» **Stated exercise**: From the line containing "Give me the" through the last line of the data, return those lines exactly as written and nothing more.

Stored data:
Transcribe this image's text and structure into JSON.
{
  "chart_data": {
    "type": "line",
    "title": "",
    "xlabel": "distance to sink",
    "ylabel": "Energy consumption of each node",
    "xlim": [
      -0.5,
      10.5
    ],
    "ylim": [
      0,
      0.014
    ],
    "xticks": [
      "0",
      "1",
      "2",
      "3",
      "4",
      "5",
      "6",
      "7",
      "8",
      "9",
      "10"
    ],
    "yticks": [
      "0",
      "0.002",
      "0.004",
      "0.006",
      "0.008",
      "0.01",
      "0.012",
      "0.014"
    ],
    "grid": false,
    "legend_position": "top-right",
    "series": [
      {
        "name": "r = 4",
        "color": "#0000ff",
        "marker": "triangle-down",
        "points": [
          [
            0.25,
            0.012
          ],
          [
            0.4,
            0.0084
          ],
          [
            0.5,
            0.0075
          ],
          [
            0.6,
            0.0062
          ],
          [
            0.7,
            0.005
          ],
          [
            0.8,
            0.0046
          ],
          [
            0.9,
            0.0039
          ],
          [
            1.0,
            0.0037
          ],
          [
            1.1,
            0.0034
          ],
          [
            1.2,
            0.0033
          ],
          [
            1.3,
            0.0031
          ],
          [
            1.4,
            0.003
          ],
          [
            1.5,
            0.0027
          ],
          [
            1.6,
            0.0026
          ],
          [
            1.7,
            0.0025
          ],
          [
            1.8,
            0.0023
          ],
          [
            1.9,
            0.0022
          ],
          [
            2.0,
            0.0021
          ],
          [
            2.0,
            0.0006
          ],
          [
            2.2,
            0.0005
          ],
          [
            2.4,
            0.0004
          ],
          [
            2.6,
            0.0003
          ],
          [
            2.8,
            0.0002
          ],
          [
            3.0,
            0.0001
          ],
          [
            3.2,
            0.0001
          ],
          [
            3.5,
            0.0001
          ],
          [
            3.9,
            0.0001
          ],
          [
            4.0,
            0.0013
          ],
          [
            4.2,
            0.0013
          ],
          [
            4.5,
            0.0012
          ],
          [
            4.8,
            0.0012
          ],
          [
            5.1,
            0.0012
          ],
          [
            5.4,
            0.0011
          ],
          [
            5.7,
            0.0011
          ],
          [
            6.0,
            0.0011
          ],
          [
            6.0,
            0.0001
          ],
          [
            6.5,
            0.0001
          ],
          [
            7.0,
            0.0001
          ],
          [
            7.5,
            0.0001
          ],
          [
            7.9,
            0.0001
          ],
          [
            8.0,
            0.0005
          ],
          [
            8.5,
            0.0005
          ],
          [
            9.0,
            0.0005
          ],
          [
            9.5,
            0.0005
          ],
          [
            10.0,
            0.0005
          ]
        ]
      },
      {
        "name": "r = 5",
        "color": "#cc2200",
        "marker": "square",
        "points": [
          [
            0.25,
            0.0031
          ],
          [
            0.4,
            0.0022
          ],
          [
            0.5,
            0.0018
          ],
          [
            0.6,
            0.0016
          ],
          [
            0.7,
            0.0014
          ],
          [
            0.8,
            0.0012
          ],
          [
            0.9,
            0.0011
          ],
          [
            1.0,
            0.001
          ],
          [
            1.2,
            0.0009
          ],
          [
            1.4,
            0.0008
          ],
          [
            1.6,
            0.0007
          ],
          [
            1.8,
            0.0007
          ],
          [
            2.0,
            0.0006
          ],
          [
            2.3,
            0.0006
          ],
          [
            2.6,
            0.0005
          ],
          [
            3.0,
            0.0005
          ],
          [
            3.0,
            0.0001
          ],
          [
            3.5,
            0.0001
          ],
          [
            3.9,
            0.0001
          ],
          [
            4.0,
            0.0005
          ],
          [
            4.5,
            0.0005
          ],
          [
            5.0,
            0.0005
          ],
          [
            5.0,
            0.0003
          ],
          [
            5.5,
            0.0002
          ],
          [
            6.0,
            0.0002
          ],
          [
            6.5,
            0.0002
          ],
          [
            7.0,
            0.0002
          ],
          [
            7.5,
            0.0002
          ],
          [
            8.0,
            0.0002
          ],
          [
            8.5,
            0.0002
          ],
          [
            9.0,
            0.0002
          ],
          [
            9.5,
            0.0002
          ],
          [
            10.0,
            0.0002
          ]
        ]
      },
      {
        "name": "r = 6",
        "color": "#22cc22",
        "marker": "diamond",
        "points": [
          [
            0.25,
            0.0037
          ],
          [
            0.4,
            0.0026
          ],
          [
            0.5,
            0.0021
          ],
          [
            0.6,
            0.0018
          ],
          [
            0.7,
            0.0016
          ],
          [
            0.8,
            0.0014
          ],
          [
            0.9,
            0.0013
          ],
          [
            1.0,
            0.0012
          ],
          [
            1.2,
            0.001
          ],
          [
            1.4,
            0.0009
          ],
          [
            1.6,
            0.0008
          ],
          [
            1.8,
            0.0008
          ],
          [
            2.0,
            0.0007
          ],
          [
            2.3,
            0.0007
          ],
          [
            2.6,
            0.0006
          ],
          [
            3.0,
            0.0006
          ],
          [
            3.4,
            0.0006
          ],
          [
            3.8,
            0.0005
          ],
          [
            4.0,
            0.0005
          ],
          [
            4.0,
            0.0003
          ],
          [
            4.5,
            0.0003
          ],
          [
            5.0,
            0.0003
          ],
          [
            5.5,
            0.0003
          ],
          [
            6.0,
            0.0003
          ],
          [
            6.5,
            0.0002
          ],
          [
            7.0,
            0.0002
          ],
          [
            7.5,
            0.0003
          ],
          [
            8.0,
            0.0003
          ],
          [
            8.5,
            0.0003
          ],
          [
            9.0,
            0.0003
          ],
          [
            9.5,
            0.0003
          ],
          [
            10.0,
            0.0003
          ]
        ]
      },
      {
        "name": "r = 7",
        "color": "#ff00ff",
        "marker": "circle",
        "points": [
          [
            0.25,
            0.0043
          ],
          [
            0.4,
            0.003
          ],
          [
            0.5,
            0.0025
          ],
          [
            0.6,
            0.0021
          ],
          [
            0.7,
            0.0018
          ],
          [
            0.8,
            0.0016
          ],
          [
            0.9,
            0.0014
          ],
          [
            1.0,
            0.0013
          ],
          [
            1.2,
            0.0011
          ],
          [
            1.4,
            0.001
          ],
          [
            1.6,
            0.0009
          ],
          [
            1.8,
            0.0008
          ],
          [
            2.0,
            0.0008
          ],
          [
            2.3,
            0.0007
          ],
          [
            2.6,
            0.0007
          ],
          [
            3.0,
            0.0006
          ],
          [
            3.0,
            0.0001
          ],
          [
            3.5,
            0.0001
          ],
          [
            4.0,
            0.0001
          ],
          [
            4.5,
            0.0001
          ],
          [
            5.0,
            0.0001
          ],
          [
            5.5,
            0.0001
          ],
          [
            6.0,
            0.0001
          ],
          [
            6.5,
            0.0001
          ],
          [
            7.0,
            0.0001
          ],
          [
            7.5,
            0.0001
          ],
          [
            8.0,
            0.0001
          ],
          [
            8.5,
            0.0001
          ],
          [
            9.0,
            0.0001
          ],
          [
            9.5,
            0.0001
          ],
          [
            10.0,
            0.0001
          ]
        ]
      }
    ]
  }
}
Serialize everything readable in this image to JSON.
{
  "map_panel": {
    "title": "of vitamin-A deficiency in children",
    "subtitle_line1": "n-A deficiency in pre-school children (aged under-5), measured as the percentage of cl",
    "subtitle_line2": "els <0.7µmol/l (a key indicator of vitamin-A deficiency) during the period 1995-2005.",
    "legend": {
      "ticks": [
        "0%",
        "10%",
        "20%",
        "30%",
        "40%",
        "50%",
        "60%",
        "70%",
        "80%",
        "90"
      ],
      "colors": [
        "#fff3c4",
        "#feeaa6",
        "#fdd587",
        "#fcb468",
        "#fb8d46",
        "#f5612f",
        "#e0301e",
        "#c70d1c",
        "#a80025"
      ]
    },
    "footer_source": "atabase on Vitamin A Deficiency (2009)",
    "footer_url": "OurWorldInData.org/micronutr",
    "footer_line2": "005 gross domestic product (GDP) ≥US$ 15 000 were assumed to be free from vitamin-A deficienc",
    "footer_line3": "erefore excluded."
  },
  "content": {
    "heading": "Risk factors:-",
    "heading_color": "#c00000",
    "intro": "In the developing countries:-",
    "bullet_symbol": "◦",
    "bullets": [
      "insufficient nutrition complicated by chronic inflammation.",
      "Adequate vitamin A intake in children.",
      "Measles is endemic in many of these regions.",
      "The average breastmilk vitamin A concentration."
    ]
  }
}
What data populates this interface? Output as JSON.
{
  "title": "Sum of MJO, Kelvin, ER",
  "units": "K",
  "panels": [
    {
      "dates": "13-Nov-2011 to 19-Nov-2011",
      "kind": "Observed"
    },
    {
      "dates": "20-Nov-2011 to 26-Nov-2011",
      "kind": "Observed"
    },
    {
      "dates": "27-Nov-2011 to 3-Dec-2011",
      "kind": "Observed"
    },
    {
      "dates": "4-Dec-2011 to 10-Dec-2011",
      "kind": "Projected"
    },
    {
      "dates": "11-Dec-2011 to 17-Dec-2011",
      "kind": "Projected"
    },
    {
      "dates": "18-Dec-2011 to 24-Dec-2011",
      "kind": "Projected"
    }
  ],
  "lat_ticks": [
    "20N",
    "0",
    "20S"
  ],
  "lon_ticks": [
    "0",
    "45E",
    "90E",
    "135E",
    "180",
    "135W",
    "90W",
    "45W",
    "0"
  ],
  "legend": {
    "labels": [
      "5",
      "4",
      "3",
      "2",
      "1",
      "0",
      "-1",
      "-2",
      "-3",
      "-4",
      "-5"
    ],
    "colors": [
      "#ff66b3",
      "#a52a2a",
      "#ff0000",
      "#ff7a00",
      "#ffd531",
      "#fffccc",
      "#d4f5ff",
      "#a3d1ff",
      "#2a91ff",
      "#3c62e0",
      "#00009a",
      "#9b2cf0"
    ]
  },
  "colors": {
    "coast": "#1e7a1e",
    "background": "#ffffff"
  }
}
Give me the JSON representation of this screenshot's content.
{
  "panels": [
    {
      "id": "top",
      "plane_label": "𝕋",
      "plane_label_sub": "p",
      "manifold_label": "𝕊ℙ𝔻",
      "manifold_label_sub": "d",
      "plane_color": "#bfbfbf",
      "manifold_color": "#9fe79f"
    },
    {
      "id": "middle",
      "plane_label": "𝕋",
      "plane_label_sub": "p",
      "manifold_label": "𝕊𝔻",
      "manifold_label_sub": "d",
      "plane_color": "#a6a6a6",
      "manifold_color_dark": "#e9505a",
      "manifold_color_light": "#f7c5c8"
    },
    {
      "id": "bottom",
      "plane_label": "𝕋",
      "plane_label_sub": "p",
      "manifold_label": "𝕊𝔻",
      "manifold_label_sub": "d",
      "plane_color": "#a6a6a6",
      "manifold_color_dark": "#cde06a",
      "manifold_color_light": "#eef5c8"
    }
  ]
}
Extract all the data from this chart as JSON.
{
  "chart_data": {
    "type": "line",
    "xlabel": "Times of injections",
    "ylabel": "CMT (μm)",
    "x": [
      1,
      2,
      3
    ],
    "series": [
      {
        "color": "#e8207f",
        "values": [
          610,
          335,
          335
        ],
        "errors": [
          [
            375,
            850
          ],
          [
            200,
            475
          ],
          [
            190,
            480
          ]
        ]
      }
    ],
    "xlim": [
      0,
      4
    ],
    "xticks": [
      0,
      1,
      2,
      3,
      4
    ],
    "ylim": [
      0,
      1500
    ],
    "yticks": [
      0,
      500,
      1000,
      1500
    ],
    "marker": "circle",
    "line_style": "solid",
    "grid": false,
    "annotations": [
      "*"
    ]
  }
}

» **Exercise answer**:
Give me the JSON representation of this screenshot's content.
{
  "panels": [
    {
      "id": "top",
      "plane_label": "𝕋",
      "plane_label_sub": "p",
      "manifold_label": "𝕊ℙ𝔻",
      "manifold_label_sub": "d",
      "plane_color": "#bfbfbf",
      "manifold_color": "#9fe79f"
    },
    {
      "id": "middle",
      "plane_label": "𝕋",
      "plane_label_sub": "p",
      "manifold_label": "𝕊𝔻",
      "manifold_label_sub": "d",
      "plane_color": "#a6a6a6",
      "manifold_color_dark": "#e9505a",
      "manifold_color_light": "#f7c5c8"
    },
    {
      "id": "bottom",
      "plane_label": "𝕋",
      "plane_label_sub": "p",
      "manifold_label": "𝕊𝔻",
      "manifold_label_sub": "d",
      "plane_color": "#a6a6a6",
      "manifold_color_dark": "#cde06a",
      "manifold_color_light": "#eef5c8"
    }
  ]
}
Extract all the data from this chart as JSON.
{
  "chart_data": {
    "type": "line",
    "xlabel": "Times of injections",
    "ylabel": "CMT (μm)",
    "x": [
      1,
      2,
      3
    ],
    "series": [
      {
        "color": "#e8207f",
        "values": [
          610,
          335,
          335
        ],
        "errors": [
          [
            375,
            850
          ],
          [
            200,
            475
          ],
          [
            190,
            480
          ]
        ]
      }
    ],
    "xlim": [
      0,
      4
    ],
    "xticks": [
      0,
      1,
      2,
      3,
      4
    ],
    "ylim": [
      0,
      1500
    ],
    "yticks": [
      0,
      500,
      1000,
      1500
    ],
    "marker": "circle",
    "line_style": "solid",
    "grid": false,
    "annotations": [
      "*"
    ]
  }
}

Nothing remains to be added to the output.